* **Written exercise**
The data below needs to be returned exactly, line for line.

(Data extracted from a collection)
● ● ● ● ●

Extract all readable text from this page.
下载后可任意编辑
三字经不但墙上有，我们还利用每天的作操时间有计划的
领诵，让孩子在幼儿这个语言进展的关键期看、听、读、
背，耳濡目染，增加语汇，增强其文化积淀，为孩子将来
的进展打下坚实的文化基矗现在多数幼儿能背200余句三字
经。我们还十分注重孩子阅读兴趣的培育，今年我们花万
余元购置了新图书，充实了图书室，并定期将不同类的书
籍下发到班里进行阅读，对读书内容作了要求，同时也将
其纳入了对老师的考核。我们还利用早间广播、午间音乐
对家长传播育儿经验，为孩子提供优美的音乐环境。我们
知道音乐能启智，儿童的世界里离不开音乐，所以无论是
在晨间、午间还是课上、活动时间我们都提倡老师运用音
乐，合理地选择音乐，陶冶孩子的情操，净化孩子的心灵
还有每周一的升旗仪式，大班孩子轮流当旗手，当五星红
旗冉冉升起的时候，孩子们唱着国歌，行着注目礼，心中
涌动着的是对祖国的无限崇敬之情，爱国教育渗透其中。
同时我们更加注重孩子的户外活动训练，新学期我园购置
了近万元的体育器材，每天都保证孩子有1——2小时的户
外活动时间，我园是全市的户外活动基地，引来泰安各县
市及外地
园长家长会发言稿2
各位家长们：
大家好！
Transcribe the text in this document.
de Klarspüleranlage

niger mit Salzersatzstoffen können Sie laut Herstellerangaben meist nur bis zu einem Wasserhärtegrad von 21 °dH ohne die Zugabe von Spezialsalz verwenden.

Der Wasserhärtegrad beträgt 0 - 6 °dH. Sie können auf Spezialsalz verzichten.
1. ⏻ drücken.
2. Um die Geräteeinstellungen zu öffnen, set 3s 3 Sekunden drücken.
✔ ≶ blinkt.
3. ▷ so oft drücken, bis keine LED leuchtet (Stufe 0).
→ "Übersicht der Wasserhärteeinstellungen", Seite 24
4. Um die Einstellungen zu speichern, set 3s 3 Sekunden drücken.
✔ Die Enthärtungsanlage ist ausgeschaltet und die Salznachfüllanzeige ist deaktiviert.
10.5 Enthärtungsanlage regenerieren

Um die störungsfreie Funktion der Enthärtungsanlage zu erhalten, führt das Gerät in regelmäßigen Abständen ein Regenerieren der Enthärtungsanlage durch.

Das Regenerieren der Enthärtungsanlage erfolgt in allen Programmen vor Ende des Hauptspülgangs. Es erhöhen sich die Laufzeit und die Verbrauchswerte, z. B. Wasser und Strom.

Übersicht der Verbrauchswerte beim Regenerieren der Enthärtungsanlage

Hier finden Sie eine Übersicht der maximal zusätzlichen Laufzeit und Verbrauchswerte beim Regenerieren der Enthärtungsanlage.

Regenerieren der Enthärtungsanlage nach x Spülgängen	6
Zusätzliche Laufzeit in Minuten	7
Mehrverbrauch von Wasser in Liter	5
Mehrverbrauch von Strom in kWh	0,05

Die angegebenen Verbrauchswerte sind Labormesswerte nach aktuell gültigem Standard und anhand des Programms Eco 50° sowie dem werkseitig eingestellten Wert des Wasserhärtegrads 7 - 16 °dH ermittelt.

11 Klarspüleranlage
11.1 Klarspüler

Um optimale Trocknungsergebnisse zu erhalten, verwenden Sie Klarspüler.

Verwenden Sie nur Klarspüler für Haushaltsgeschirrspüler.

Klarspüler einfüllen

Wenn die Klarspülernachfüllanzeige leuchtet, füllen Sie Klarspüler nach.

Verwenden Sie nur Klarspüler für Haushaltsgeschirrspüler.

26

● ● ● ● ●

* **Output for this task**
Extract all readable text from this page.
下载后可任意编辑
三字经不但墙上有，我们还利用每天的作操时间有计划的
领诵，让孩子在幼儿这个语言进展的关键期看、听、读、
背，耳濡目染，增加语汇，增强其文化积淀，为孩子将来
的进展打下坚实的文化基矗现在多数幼儿能背200余句三字
经。我们还十分注重孩子阅读兴趣的培育，今年我们花万
余元购置了新图书，充实了图书室，并定期将不同类的书
籍下发到班里进行阅读，对读书内容作了要求，同时也将
其纳入了对老师的考核。我们还利用早间广播、午间音乐
对家长传播育儿经验，为孩子提供优美的音乐环境。我们
知道音乐能启智，儿童的世界里离不开音乐，所以无论是
在晨间、午间还是课上、活动时间我们都提倡老师运用音
乐，合理地选择音乐，陶冶孩子的情操，净化孩子的心灵
还有每周一的升旗仪式，大班孩子轮流当旗手，当五星红
旗冉冉升起的时候，孩子们唱着国歌，行着注目礼，心中
涌动着的是对祖国的无限崇敬之情，爱国教育渗透其中。
同时我们更加注重孩子的户外活动训练，新学期我园购置
了近万元的体育器材，每天都保证孩子有1——2小时的户
外活动时间，我园是全市的户外活动基地，引来泰安各县
市及外地
园长家长会发言稿2
各位家长们：
大家好！
Transcribe the text in this document.
de Klarspüleranlage

niger mit Salzersatzstoffen können Sie laut Herstellerangaben meist nur bis zu einem Wasserhärtegrad von 21 °dH ohne die Zugabe von Spezialsalz verwenden.

Der Wasserhärtegrad beträgt 0 - 6 °dH. Sie können auf Spezialsalz verzichten.
1. ⏻ drücken.
2. Um die Geräteeinstellungen zu öffnen, set 3s 3 Sekunden drücken.
✔ ≶ blinkt.
3. ▷ so oft drücken, bis keine LED leuchtet (Stufe 0).
→ "Übersicht der Wasserhärteeinstellungen", Seite 24
4. Um die Einstellungen zu speichern, set 3s 3 Sekunden drücken.
✔ Die Enthärtungsanlage ist ausgeschaltet und die Salznachfüllanzeige ist deaktiviert.
10.5 Enthärtungsanlage regenerieren

Um die störungsfreie Funktion der Enthärtungsanlage zu erhalten, führt das Gerät in regelmäßigen Abständen ein Regenerieren der Enthärtungsanlage durch.

Das Regenerieren der Enthärtungsanlage erfolgt in allen Programmen vor Ende des Hauptspülgangs. Es erhöhen sich die Laufzeit und die Verbrauchswerte, z. B. Wasser und Strom.

Übersicht der Verbrauchswerte beim Regenerieren der Enthärtungsanlage

Hier finden Sie eine Übersicht der maximal zusätzlichen Laufzeit und Verbrauchswerte beim Regenerieren der Enthärtungsanlage.

Regenerieren der Enthärtungsanlage nach x Spülgängen	6
Zusätzliche Laufzeit in Minuten	7
Mehrverbrauch von Wasser in Liter	5
Mehrverbrauch von Strom in kWh	0,05

Die angegebenen Verbrauchswerte sind Labormesswerte nach aktuell gültigem Standard und anhand des Programms Eco 50° sowie dem werkseitig eingestellten Wert des Wasserhärtegrads 7 - 16 °dH ermittelt.

11 Klarspüleranlage
11.1 Klarspüler

Um optimale Trocknungsergebnisse zu erhalten, verwenden Sie Klarspüler.

Verwenden Sie nur Klarspüler für Haushaltsgeschirrspüler.

Klarspüler einfüllen

Wenn die Klarspülernachfüllanzeige leuchtet, füllen Sie Klarspüler nach.

Verwenden Sie nur Klarspüler für Haushaltsgeschirrspüler.

26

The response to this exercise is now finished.